**Data shown**.
BEGIN
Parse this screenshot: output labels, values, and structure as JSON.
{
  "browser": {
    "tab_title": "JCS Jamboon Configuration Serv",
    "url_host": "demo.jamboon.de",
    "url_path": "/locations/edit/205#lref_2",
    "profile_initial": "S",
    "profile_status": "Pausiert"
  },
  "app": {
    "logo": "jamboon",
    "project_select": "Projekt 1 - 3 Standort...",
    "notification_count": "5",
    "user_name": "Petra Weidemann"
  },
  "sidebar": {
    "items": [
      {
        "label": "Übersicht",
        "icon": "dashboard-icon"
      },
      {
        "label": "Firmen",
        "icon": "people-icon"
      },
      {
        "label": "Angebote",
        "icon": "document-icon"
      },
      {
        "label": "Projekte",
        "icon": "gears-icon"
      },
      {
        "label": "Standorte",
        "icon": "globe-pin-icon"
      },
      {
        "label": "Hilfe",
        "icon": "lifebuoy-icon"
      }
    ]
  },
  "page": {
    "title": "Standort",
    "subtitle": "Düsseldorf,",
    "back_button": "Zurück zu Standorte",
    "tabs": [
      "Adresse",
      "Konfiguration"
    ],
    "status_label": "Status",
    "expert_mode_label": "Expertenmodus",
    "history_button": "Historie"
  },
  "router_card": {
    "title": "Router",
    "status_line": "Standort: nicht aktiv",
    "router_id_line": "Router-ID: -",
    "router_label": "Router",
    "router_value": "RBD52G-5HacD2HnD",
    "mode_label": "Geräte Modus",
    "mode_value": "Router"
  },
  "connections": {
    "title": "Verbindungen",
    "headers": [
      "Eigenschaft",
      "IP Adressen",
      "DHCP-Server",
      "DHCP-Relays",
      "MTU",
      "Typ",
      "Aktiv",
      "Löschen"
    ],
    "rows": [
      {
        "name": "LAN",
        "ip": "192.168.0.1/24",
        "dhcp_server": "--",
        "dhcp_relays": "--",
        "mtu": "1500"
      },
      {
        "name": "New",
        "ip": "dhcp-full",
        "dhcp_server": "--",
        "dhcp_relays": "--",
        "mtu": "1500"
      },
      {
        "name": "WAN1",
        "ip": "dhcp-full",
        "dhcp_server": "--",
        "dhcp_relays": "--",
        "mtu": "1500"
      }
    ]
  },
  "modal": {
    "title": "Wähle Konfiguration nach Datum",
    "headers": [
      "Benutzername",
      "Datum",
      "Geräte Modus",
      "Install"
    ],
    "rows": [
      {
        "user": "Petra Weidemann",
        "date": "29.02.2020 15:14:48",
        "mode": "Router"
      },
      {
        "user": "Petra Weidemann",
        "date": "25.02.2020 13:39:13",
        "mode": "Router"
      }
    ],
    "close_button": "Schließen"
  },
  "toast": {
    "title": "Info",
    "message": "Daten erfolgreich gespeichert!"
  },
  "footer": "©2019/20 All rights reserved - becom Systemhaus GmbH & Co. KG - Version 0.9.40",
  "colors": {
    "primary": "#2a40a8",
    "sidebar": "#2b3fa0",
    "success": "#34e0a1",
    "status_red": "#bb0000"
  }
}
END
Reproduce the listing in full. Keep it exactly as written.

**Task output**.
Parse this screenshot: output labels, values, and structure as JSON.
{
  "browser": {
    "tab_title": "JCS Jamboon Configuration Serv",
    "url_host": "demo.jamboon.de",
    "url_path": "/locations/edit/205#lref_2",
    "profile_initial": "S",
    "profile_status": "Pausiert"
  },
  "app": {
    "logo": "jamboon",
    "project_select": "Projekt 1 - 3 Standort...",
    "notification_count": "5",
    "user_name": "Petra Weidemann"
  },
  "sidebar": {
    "items": [
      {
        "label": "Übersicht",
        "icon": "dashboard-icon"
      },
      {
        "label": "Firmen",
        "icon": "people-icon"
      },
      {
        "label": "Angebote",
        "icon": "document-icon"
      },
      {
        "label": "Projekte",
        "icon": "gears-icon"
      },
      {
        "label": "Standorte",
        "icon": "globe-pin-icon"
      },
      {
        "label": "Hilfe",
        "icon": "lifebuoy-icon"
      }
    ]
  },
  "page": {
    "title": "Standort",
    "subtitle": "Düsseldorf,",
    "back_button": "Zurück zu Standorte",
    "tabs": [
      "Adresse",
      "Konfiguration"
    ],
    "status_label": "Status",
    "expert_mode_label": "Expertenmodus",
    "history_button": "Historie"
  },
  "router_card": {
    "title": "Router",
    "status_line": "Standort: nicht aktiv",
    "router_id_line": "Router-ID: -",
    "router_label": "Router",
    "router_value": "RBD52G-5HacD2HnD",
    "mode_label": "Geräte Modus",
    "mode_value": "Router"
  },
  "connections": {
    "title": "Verbindungen",
    "headers": [
      "Eigenschaft",
      "IP Adressen",
      "DHCP-Server",
      "DHCP-Relays",
      "MTU",
      "Typ",
      "Aktiv",
      "Löschen"
    ],
    "rows": [
      {
        "name": "LAN",
        "ip": "192.168.0.1/24",
        "dhcp_server": "--",
        "dhcp_relays": "--",
        "mtu": "1500"
      },
      {
        "name": "New",
        "ip": "dhcp-full",
        "dhcp_server": "--",
        "dhcp_relays": "--",
        "mtu": "1500"
      },
      {
        "name": "WAN1",
        "ip": "dhcp-full",
        "dhcp_server": "--",
        "dhcp_relays": "--",
        "mtu": "1500"
      }
    ]
  },
  "modal": {
    "title": "Wähle Konfiguration nach Datum",
    "headers": [
      "Benutzername",
      "Datum",
      "Geräte Modus",
      "Install"
    ],
    "rows": [
      {
        "user": "Petra Weidemann",
        "date": "29.02.2020 15:14:48",
        "mode": "Router"
      },
      {
        "user": "Petra Weidemann",
        "date": "25.02.2020 13:39:13",
        "mode": "Router"
      }
    ],
    "close_button": "Schließen"
  },
  "toast": {
    "title": "Info",
    "message": "Daten erfolgreich gespeichert!"
  },
  "footer": "©2019/20 All rights reserved - becom Systemhaus GmbH & Co. KG - Version 0.9.40",
  "colors": {
    "primary": "#2a40a8",
    "sidebar": "#2b3fa0",
    "success": "#34e0a1",
    "status_red": "#bb0000"
  }
}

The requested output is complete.